start

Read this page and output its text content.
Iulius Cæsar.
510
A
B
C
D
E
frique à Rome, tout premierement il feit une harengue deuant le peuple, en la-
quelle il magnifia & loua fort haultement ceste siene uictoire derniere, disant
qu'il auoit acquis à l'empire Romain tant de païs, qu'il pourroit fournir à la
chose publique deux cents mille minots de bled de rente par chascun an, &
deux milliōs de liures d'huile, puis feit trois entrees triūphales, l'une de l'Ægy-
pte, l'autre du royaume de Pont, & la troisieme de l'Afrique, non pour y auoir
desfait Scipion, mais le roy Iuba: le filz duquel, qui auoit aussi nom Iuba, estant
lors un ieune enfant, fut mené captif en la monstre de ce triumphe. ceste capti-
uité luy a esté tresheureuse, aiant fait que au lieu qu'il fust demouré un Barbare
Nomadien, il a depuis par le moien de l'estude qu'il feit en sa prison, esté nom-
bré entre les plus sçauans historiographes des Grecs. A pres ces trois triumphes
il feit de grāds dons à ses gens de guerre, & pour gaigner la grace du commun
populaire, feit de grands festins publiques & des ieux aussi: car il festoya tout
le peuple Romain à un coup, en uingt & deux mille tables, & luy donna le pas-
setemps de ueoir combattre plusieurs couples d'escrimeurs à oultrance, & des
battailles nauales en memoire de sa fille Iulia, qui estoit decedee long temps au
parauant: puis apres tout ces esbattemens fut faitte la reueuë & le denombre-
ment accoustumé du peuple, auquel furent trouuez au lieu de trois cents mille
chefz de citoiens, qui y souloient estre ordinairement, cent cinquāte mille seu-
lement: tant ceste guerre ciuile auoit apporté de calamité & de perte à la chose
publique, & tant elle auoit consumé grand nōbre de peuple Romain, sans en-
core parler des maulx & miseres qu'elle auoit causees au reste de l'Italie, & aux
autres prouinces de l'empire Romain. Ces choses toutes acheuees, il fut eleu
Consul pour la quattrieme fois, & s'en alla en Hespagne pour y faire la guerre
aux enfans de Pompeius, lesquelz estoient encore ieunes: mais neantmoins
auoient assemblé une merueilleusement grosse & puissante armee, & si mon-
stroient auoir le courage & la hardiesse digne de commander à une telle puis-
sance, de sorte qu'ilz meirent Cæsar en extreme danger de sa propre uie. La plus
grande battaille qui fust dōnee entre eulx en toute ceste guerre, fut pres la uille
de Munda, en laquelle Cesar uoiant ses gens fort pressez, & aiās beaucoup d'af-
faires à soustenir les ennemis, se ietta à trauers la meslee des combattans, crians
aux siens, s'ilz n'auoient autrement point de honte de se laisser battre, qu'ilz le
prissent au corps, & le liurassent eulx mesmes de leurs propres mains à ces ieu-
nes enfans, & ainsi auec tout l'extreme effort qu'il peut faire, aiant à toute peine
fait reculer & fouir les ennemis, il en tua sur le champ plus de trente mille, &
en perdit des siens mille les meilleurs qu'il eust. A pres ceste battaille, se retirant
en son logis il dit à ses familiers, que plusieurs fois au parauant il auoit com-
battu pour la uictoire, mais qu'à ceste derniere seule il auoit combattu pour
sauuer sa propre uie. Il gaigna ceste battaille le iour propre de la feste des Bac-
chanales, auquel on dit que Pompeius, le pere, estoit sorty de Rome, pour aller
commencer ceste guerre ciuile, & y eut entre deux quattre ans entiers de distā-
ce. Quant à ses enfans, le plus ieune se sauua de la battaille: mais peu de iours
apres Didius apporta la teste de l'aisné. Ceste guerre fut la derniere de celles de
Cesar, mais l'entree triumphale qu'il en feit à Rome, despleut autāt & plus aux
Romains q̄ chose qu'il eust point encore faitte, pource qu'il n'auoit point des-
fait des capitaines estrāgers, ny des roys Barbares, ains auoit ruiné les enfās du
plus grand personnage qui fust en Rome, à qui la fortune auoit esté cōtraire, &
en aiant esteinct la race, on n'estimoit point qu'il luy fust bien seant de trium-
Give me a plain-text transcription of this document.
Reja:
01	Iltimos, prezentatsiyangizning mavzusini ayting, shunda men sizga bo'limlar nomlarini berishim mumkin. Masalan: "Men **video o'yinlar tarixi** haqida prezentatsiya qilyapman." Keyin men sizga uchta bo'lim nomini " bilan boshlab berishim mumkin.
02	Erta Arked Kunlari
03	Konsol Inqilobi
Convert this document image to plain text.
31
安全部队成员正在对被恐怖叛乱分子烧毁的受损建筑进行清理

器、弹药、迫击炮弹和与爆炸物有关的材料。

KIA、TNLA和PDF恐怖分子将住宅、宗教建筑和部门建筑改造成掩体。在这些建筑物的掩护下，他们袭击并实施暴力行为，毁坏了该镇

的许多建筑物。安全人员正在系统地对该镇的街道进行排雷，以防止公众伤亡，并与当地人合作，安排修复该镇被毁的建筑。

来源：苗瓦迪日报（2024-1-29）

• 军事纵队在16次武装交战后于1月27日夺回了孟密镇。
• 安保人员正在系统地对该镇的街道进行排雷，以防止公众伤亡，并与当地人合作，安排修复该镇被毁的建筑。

end

_Stated exercise:_
Write out the entries above once more, without altering anything.

_Output:_
Read this page and output its text content.
Iulius Cæsar.
510
A
B
C
D
E
frique à Rome, tout premierement il feit une harengue deuant le peuple, en la-
quelle il magnifia & loua fort haultement ceste siene uictoire derniere, disant
qu'il auoit acquis à l'empire Romain tant de païs, qu'il pourroit fournir à la
chose publique deux cents mille minots de bled de rente par chascun an, &
deux milliōs de liures d'huile, puis feit trois entrees triūphales, l'une de l'Ægy-
pte, l'autre du royaume de Pont, & la troisieme de l'Afrique, non pour y auoir
desfait Scipion, mais le roy Iuba: le filz duquel, qui auoit aussi nom Iuba, estant
lors un ieune enfant, fut mené captif en la monstre de ce triumphe. ceste capti-
uité luy a esté tresheureuse, aiant fait que au lieu qu'il fust demouré un Barbare
Nomadien, il a depuis par le moien de l'estude qu'il feit en sa prison, esté nom-
bré entre les plus sçauans historiographes des Grecs. A pres ces trois triumphes
il feit de grāds dons à ses gens de guerre, & pour gaigner la grace du commun
populaire, feit de grands festins publiques & des ieux aussi: car il festoya tout
le peuple Romain à un coup, en uingt & deux mille tables, & luy donna le pas-
setemps de ueoir combattre plusieurs couples d'escrimeurs à oultrance, & des
battailles nauales en memoire de sa fille Iulia, qui estoit decedee long temps au
parauant: puis apres tout ces esbattemens fut faitte la reueuë & le denombre-
ment accoustumé du peuple, auquel furent trouuez au lieu de trois cents mille
chefz de citoiens, qui y souloient estre ordinairement, cent cinquāte mille seu-
lement: tant ceste guerre ciuile auoit apporté de calamité & de perte à la chose
publique, & tant elle auoit consumé grand nōbre de peuple Romain, sans en-
core parler des maulx & miseres qu'elle auoit causees au reste de l'Italie, & aux
autres prouinces de l'empire Romain. Ces choses toutes acheuees, il fut eleu
Consul pour la quattrieme fois, & s'en alla en Hespagne pour y faire la guerre
aux enfans de Pompeius, lesquelz estoient encore ieunes: mais neantmoins
auoient assemblé une merueilleusement grosse & puissante armee, & si mon-
stroient auoir le courage & la hardiesse digne de commander à une telle puis-
sance, de sorte qu'ilz meirent Cæsar en extreme danger de sa propre uie. La plus
grande battaille qui fust dōnee entre eulx en toute ceste guerre, fut pres la uille
de Munda, en laquelle Cesar uoiant ses gens fort pressez, & aiās beaucoup d'af-
faires à soustenir les ennemis, se ietta à trauers la meslee des combattans, crians
aux siens, s'ilz n'auoient autrement point de honte de se laisser battre, qu'ilz le
prissent au corps, & le liurassent eulx mesmes de leurs propres mains à ces ieu-
nes enfans, & ainsi auec tout l'extreme effort qu'il peut faire, aiant à toute peine
fait reculer & fouir les ennemis, il en tua sur le champ plus de trente mille, &
en perdit des siens mille les meilleurs qu'il eust. A pres ceste battaille, se retirant
en son logis il dit à ses familiers, que plusieurs fois au parauant il auoit com-
battu pour la uictoire, mais qu'à ceste derniere seule il auoit combattu pour
sauuer sa propre uie. Il gaigna ceste battaille le iour propre de la feste des Bac-
chanales, auquel on dit que Pompeius, le pere, estoit sorty de Rome, pour aller
commencer ceste guerre ciuile, & y eut entre deux quattre ans entiers de distā-
ce. Quant à ses enfans, le plus ieune se sauua de la battaille: mais peu de iours
apres Didius apporta la teste de l'aisné. Ceste guerre fut la derniere de celles de
Cesar, mais l'entree triumphale qu'il en feit à Rome, despleut autāt & plus aux
Romains q̄ chose qu'il eust point encore faitte, pource qu'il n'auoit point des-
fait des capitaines estrāgers, ny des roys Barbares, ains auoit ruiné les enfās du
plus grand personnage qui fust en Rome, à qui la fortune auoit esté cōtraire, &
en aiant esteinct la race, on n'estimoit point qu'il luy fust bien seant de trium-
Give me a plain-text transcription of this document.
Reja:
01	Iltimos, prezentatsiyangizning mavzusini ayting, shunda men sizga bo'limlar nomlarini berishim mumkin. Masalan: "Men **video o'yinlar tarixi** haqida prezentatsiya qilyapman." Keyin men sizga uchta bo'lim nomini " bilan boshlab berishim mumkin.
02	Erta Arked Kunlari
03	Konsol Inqilobi
Convert this document image to plain text.
31
安全部队成员正在对被恐怖叛乱分子烧毁的受损建筑进行清理

器、弹药、迫击炮弹和与爆炸物有关的材料。

KIA、TNLA和PDF恐怖分子将住宅、宗教建筑和部门建筑改造成掩体。在这些建筑物的掩护下，他们袭击并实施暴力行为，毁坏了该镇

的许多建筑物。安全人员正在系统地对该镇的街道进行排雷，以防止公众伤亡，并与当地人合作，安排修复该镇被毁的建筑。

来源：苗瓦迪日报（2024-1-29）

• 军事纵队在16次武装交战后于1月27日夺回了孟密镇。
• 安保人员正在系统地对该镇的街道进行排雷，以防止公众伤亡，并与当地人合作，安排修复该镇被毁的建筑。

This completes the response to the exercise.